> [Directive]: Write out each record below exactly as it appears, with no pictures.

===== Source data

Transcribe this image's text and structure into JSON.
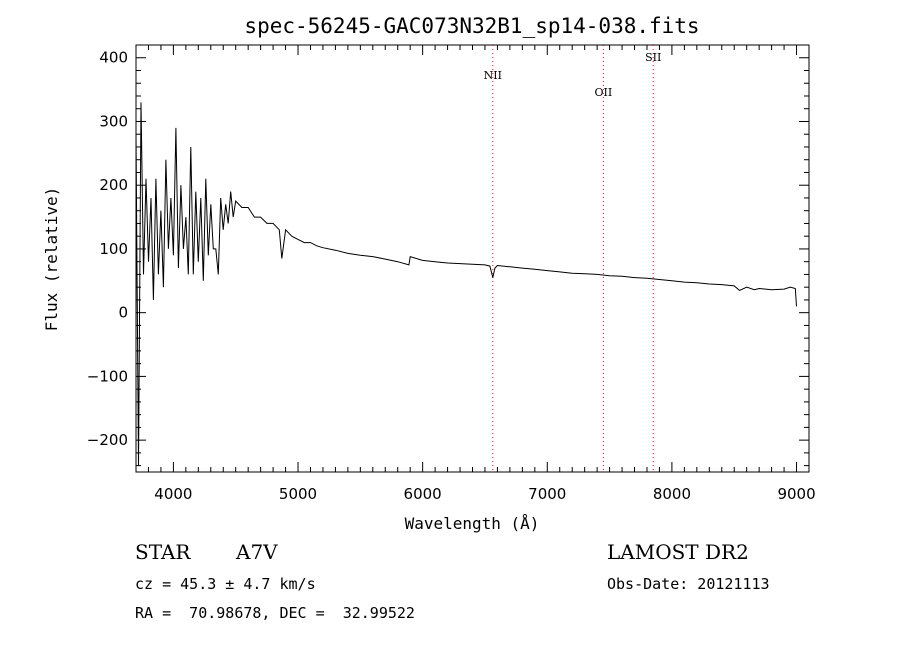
{
  "chart_data": {
    "type": "line",
    "title": "spec-56245-GAC073N32B1_sp14-038.fits",
    "xlabel": "Wavelength (Å)",
    "ylabel": "Flux (relative)",
    "xlim": [
      3700,
      9100
    ],
    "ylim": [
      -250,
      420
    ],
    "xticks": [
      4000,
      5000,
      6000,
      7000,
      8000,
      9000
    ],
    "yticks": [
      -200,
      -100,
      0,
      100,
      200,
      300,
      400
    ],
    "ytick_labels": [
      "−200",
      "−100",
      "0",
      "100",
      "200",
      "300",
      "400"
    ],
    "grid": false,
    "line_color": "#000000",
    "marker_color": "#ff0000",
    "series": [
      {
        "x": [
          3700,
          3720,
          3740,
          3760,
          3780,
          3800,
          3820,
          3840,
          3860,
          3880,
          3900,
          3920,
          3940,
          3960,
          3980,
          4000,
          4020,
          4040,
          4060,
          4080,
          4100,
          4120,
          4140,
          4160,
          4180,
          4200,
          4220,
          4240,
          4260,
          4280,
          4300,
          4320,
          4340,
          4360,
          4380,
          4400,
          4420,
          4440,
          4460,
          4480,
          4500,
          4550,
          4600,
          4650,
          4700,
          4750,
          4800,
          4850,
          4870,
          4900,
          4950,
          5000,
          5050,
          5100,
          5150,
          5200,
          5300,
          5400,
          5500,
          5600,
          5700,
          5800,
          5890,
          5900,
          6000,
          6100,
          6200,
          6300,
          6400,
          6500,
          6540,
          6563,
          6580,
          6600,
          6700,
          6800,
          6900,
          7000,
          7100,
          7200,
          7300,
          7400,
          7500,
          7600,
          7700,
          7800,
          7900,
          8000,
          8100,
          8200,
          8300,
          8400,
          8500,
          8542,
          8600,
          8662,
          8700,
          8800,
          8900,
          8950,
          8990,
          9000
        ],
        "y": [
          280,
          -240,
          330,
          60,
          210,
          80,
          180,
          20,
          210,
          60,
          160,
          40,
          240,
          100,
          180,
          90,
          290,
          70,
          200,
          100,
          150,
          60,
          260,
          60,
          190,
          80,
          180,
          50,
          210,
          90,
          170,
          100,
          100,
          60,
          180,
          130,
          170,
          140,
          190,
          150,
          175,
          165,
          165,
          150,
          150,
          140,
          140,
          130,
          85,
          130,
          120,
          115,
          110,
          110,
          105,
          102,
          98,
          93,
          90,
          88,
          84,
          80,
          75,
          88,
          82,
          80,
          78,
          77,
          76,
          75,
          73,
          55,
          70,
          74,
          72,
          70,
          68,
          66,
          64,
          62,
          61,
          60,
          58,
          57,
          55,
          54,
          52,
          50,
          48,
          47,
          45,
          44,
          42,
          35,
          40,
          36,
          38,
          36,
          37,
          40,
          38,
          10
        ]
      }
    ],
    "lines": [
      {
        "label": "NII",
        "x": 6563
      },
      {
        "label": "OII",
        "x": 7450
      },
      {
        "label": "SII",
        "x": 7850
      }
    ]
  },
  "info": {
    "object_class": "STAR",
    "subclass": "A7V",
    "survey": "LAMOST DR2",
    "cz": "cz = 45.3 ± 4.7 km/s",
    "obs_date": "Obs-Date: 20121113",
    "coords": "RA =  70.98678, DEC =  32.99522"
  }
}
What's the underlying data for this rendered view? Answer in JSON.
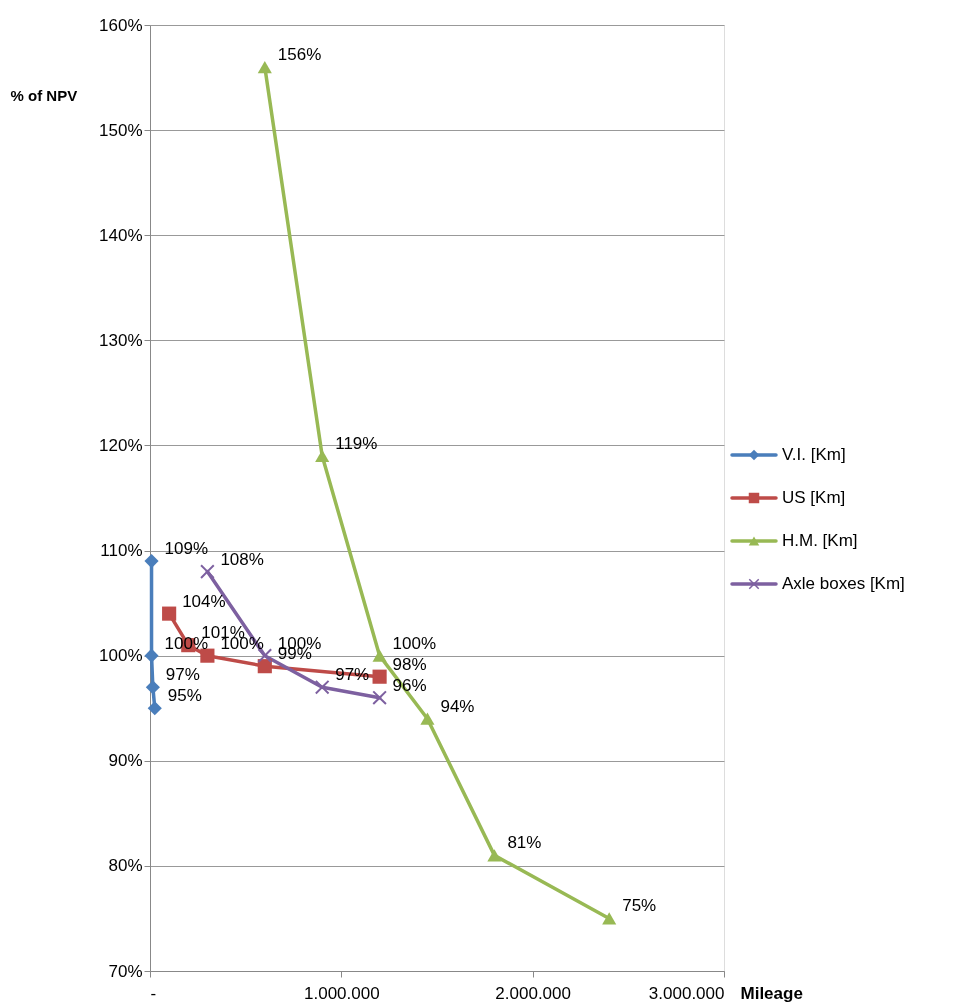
{
  "chart_data": {
    "type": "line",
    "xlabel": "Mileage",
    "ylabel": "% of NPV",
    "xlim": [
      0,
      3000000
    ],
    "xticks": [
      {
        "value": 0,
        "label": "-"
      },
      {
        "value": 1000000,
        "label": "1.000.000"
      },
      {
        "value": 2000000,
        "label": "2.000.000"
      },
      {
        "value": 3000000,
        "label": "3.000.000"
      }
    ],
    "ylim": [
      70,
      160
    ],
    "yticks": [
      {
        "value": 70,
        "label": "70%"
      },
      {
        "value": 80,
        "label": "80%"
      },
      {
        "value": 90,
        "label": "90%"
      },
      {
        "value": 100,
        "label": "100%"
      },
      {
        "value": 110,
        "label": "110%"
      },
      {
        "value": 120,
        "label": "120%"
      },
      {
        "value": 130,
        "label": "130%"
      },
      {
        "value": 140,
        "label": "140%"
      },
      {
        "value": 150,
        "label": "150%"
      },
      {
        "value": 160,
        "label": "160%"
      }
    ],
    "grid": "y",
    "legend": "right",
    "line_style": "solid",
    "series": [
      {
        "name": "V.I. [Km]",
        "color": "#4a7ebb",
        "marker": "diamond",
        "x": [
          8000,
          8000,
          15000,
          25000
        ],
        "values": [
          109,
          100,
          97,
          95
        ],
        "value_labels": [
          "109%",
          "100%",
          "97%",
          "95%"
        ]
      },
      {
        "name": "US [Km]",
        "color": "#be4b48",
        "marker": "square",
        "x": [
          100000,
          200000,
          300000,
          600000,
          1200000
        ],
        "values": [
          104,
          101,
          100,
          99,
          98
        ],
        "value_labels": [
          "104%",
          "101%",
          "100%",
          "99%",
          "98%"
        ]
      },
      {
        "name": "H.M. [Km]",
        "color": "#98b954",
        "marker": "triangle",
        "x": [
          600000,
          900000,
          1200000,
          1450000,
          1800000,
          2400000
        ],
        "values": [
          156,
          119,
          100,
          94,
          81,
          75
        ],
        "value_labels": [
          "156%",
          "119%",
          "100%",
          "94%",
          "81%",
          "75%"
        ]
      },
      {
        "name": "Axle boxes [Km]",
        "color": "#7d60a0",
        "marker": "cross",
        "x": [
          300000,
          600000,
          900000,
          1200000
        ],
        "values": [
          108,
          100,
          97,
          96
        ],
        "value_labels": [
          "108%",
          "100%",
          "97%",
          "96%"
        ]
      }
    ]
  }
}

==========

> [Reply]:
Transcribe this image's text and structure into JSON.
{
  "chart_data": {
    "type": "line",
    "title": "spec-56245-GAC073N32B1_sp14-038.fits",
    "xlabel": "Wavelength (Å)",
    "ylabel": "Flux (relative)",
    "xlim": [
      3700,
      9100
    ],
    "ylim": [
      -250,
      420
    ],
    "xticks": [
      4000,
      5000,
      6000,
      7000,
      8000,
      9000
    ],
    "yticks": [
      -200,
      -100,
      0,
      100,
      200,
      300,
      400
    ],
    "ytick_labels": [
      "−200",
      "−100",
      "0",
      "100",
      "200",
      "300",
      "400"
    ],
    "grid": false,
    "line_color": "#000000",
    "marker_color": "#ff0000",
    "series": [
      {
        "x": [
          3700,
          3720,
          3740,
          3760,
          3780,
          3800,
          3820,
          3840,
          3860,
          3880,
          3900,
          3920,
          3940,
          3960,
          3980,
          4000,
          4020,
          4040,
          4060,
          4080,
          4100,
          4120,
          4140,
          4160,
          4180,
          4200,
          4220,
          4240,
          4260,
          4280,
          4300,
          4320,
          4340,
          4360,
          4380,
          4400,
          4420,
          4440,
          4460,
          4480,
          4500,
          4550,
          4600,
          4650,
          4700,
          4750,
          4800,
          4850,
          4870,
          4900,
          4950,
          5000,
          5050,
          5100,
          5150,
          5200,
          5300,
          5400,
          5500,
          5600,
          5700,
          5800,
          5890,
          5900,
          6000,
          6100,
          6200,
          6300,
          6400,
          6500,
          6540,
          6563,
          6580,
          6600,
          6700,
          6800,
          6900,
          7000,
          7100,
          7200,
          7300,
          7400,
          7500,
          7600,
          7700,
          7800,
          7900,
          8000,
          8100,
          8200,
          8300,
          8400,
          8500,
          8542,
          8600,
          8662,
          8700,
          8800,
          8900,
          8950,
          8990,
          9000
        ],
        "y": [
          280,
          -240,
          330,
          60,
          210,
          80,
          180,
          20,
          210,
          60,
          160,
          40,
          240,
          100,
          180,
          90,
          290,
          70,
          200,
          100,
          150,
          60,
          260,
          60,
          190,
          80,
          180,
          50,
          210,
          90,
          170,
          100,
          100,
          60,
          180,
          130,
          170,
          140,
          190,
          150,
          175,
          165,
          165,
          150,
          150,
          140,
          140,
          130,
          85,
          130,
          120,
          115,
          110,
          110,
          105,
          102,
          98,
          93,
          90,
          88,
          84,
          80,
          75,
          88,
          82,
          80,
          78,
          77,
          76,
          75,
          73,
          55,
          70,
          74,
          72,
          70,
          68,
          66,
          64,
          62,
          61,
          60,
          58,
          57,
          55,
          54,
          52,
          50,
          48,
          47,
          45,
          44,
          42,
          35,
          40,
          36,
          38,
          36,
          37,
          40,
          38,
          10
        ]
      }
    ],
    "lines": [
      {
        "label": "NII",
        "x": 6563
      },
      {
        "label": "OII",
        "x": 7450
      },
      {
        "label": "SII",
        "x": 7850
      }
    ]
  },
  "info": {
    "object_class": "STAR",
    "subclass": "A7V",
    "survey": "LAMOST DR2",
    "cz": "cz = 45.3 ± 4.7 km/s",
    "obs_date": "Obs-Date: 20121113",
    "coords": "RA =  70.98678, DEC =  32.99522"
  }
}
What's the underlying data for this rendered view? Answer in JSON.
{
  "chart_data": {
    "type": "line",
    "xlabel": "Mileage",
    "ylabel": "% of NPV",
    "xlim": [
      0,
      3000000
    ],
    "xticks": [
      {
        "value": 0,
        "label": "-"
      },
      {
        "value": 1000000,
        "label": "1.000.000"
      },
      {
        "value": 2000000,
        "label": "2.000.000"
      },
      {
        "value": 3000000,
        "label": "3.000.000"
      }
    ],
    "ylim": [
      70,
      160
    ],
    "yticks": [
      {
        "value": 70,
        "label": "70%"
      },
      {
        "value": 80,
        "label": "80%"
      },
      {
        "value": 90,
        "label": "90%"
      },
      {
        "value": 100,
        "label": "100%"
      },
      {
        "value": 110,
        "label": "110%"
      },
      {
        "value": 120,
        "label": "120%"
      },
      {
        "value": 130,
        "label": "130%"
      },
      {
        "value": 140,
        "label": "140%"
      },
      {
        "value": 150,
        "label": "150%"
      },
      {
        "value": 160,
        "label": "160%"
      }
    ],
    "grid": "y",
    "legend": "right",
    "line_style": "solid",
    "series": [
      {
        "name": "V.I. [Km]",
        "color": "#4a7ebb",
        "marker": "diamond",
        "x": [
          8000,
          8000,
          15000,
          25000
        ],
        "values": [
          109,
          100,
          97,
          95
        ],
        "value_labels": [
          "109%",
          "100%",
          "97%",
          "95%"
        ]
      },
      {
        "name": "US [Km]",
        "color": "#be4b48",
        "marker": "square",
        "x": [
          100000,
          200000,
          300000,
          600000,
          1200000
        ],
        "values": [
          104,
          101,
          100,
          99,
          98
        ],
        "value_labels": [
          "104%",
          "101%",
          "100%",
          "99%",
          "98%"
        ]
      },
      {
        "name": "H.M. [Km]",
        "color": "#98b954",
        "marker": "triangle",
        "x": [
          600000,
          900000,
          1200000,
          1450000,
          1800000,
          2400000
        ],
        "values": [
          156,
          119,
          100,
          94,
          81,
          75
        ],
        "value_labels": [
          "156%",
          "119%",
          "100%",
          "94%",
          "81%",
          "75%"
        ]
      },
      {
        "name": "Axle boxes [Km]",
        "color": "#7d60a0",
        "marker": "cross",
        "x": [
          300000,
          600000,
          900000,
          1200000
        ],
        "values": [
          108,
          100,
          97,
          96
        ],
        "value_labels": [
          "108%",
          "100%",
          "97%",
          "96%"
        ]
      }
    ]
  }
}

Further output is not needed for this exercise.